Your objective:
List all lines of the data that include the string "right".

Given records:
══════════════════════════════
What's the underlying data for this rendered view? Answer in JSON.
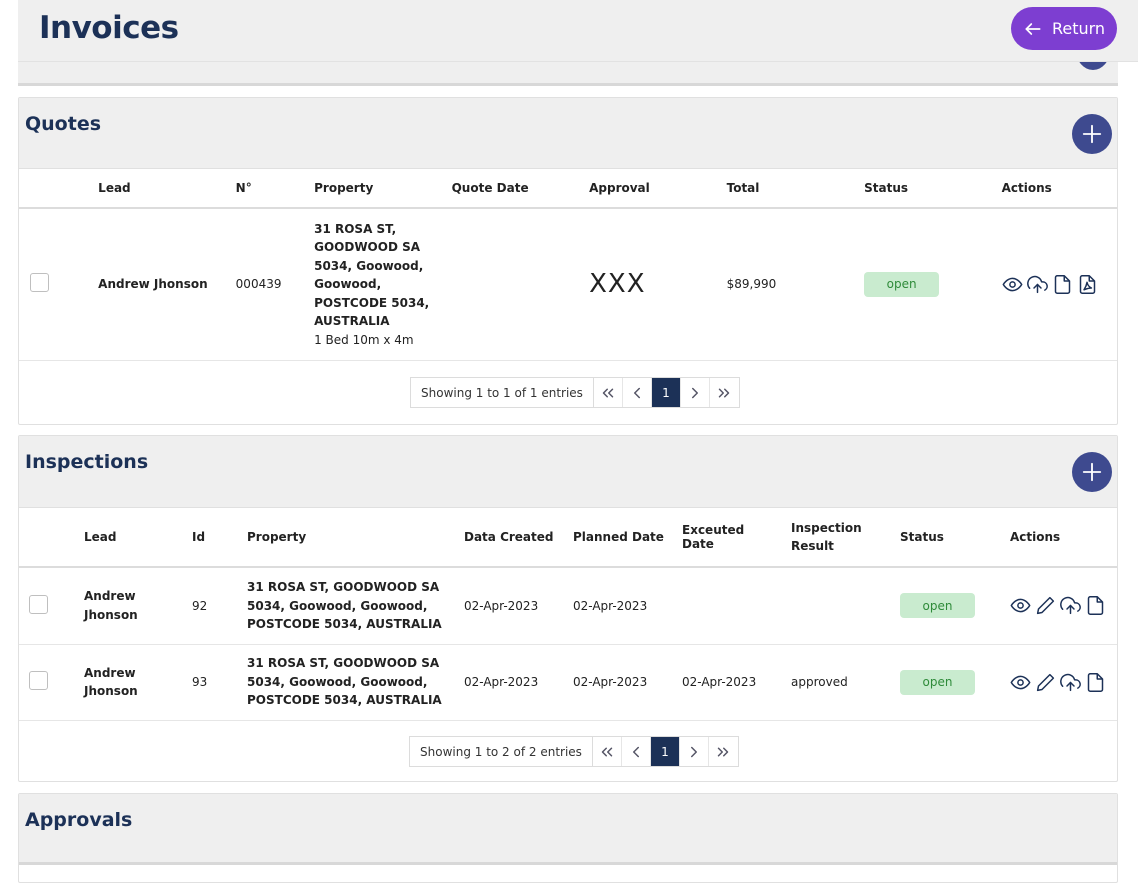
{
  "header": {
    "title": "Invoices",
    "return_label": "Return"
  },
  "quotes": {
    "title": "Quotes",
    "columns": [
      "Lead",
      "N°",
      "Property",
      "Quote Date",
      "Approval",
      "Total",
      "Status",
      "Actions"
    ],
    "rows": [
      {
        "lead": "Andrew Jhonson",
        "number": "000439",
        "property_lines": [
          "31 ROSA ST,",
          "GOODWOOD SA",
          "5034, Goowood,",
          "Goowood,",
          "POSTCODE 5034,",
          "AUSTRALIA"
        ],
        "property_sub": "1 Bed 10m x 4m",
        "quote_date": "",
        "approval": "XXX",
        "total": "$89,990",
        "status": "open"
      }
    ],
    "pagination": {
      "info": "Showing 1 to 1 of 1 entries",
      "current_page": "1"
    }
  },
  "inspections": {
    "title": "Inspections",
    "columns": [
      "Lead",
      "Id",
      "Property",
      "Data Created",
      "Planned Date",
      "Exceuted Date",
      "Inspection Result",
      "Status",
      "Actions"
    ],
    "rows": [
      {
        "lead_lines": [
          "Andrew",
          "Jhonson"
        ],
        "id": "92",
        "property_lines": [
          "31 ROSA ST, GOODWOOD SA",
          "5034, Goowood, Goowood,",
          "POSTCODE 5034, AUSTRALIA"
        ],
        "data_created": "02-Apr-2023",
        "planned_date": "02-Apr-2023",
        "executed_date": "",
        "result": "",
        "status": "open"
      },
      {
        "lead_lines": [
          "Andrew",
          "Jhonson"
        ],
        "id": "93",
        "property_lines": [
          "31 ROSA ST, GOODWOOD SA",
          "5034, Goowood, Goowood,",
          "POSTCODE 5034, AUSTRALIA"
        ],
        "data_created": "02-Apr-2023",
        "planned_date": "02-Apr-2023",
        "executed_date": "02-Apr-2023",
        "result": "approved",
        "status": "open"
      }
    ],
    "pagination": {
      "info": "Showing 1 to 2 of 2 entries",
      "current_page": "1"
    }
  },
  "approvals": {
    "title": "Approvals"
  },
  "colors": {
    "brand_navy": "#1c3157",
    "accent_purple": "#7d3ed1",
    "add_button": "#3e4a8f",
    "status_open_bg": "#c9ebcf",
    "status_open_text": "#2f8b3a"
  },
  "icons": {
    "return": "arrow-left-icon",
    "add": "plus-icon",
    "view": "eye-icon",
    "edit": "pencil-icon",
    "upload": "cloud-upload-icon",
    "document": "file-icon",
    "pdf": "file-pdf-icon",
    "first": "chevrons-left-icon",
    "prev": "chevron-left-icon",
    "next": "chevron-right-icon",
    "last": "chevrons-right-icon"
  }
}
══════════════════════════════
Response to this task:
    "next": "chevron-right-icon",
    "last": "chevrons-right-icon"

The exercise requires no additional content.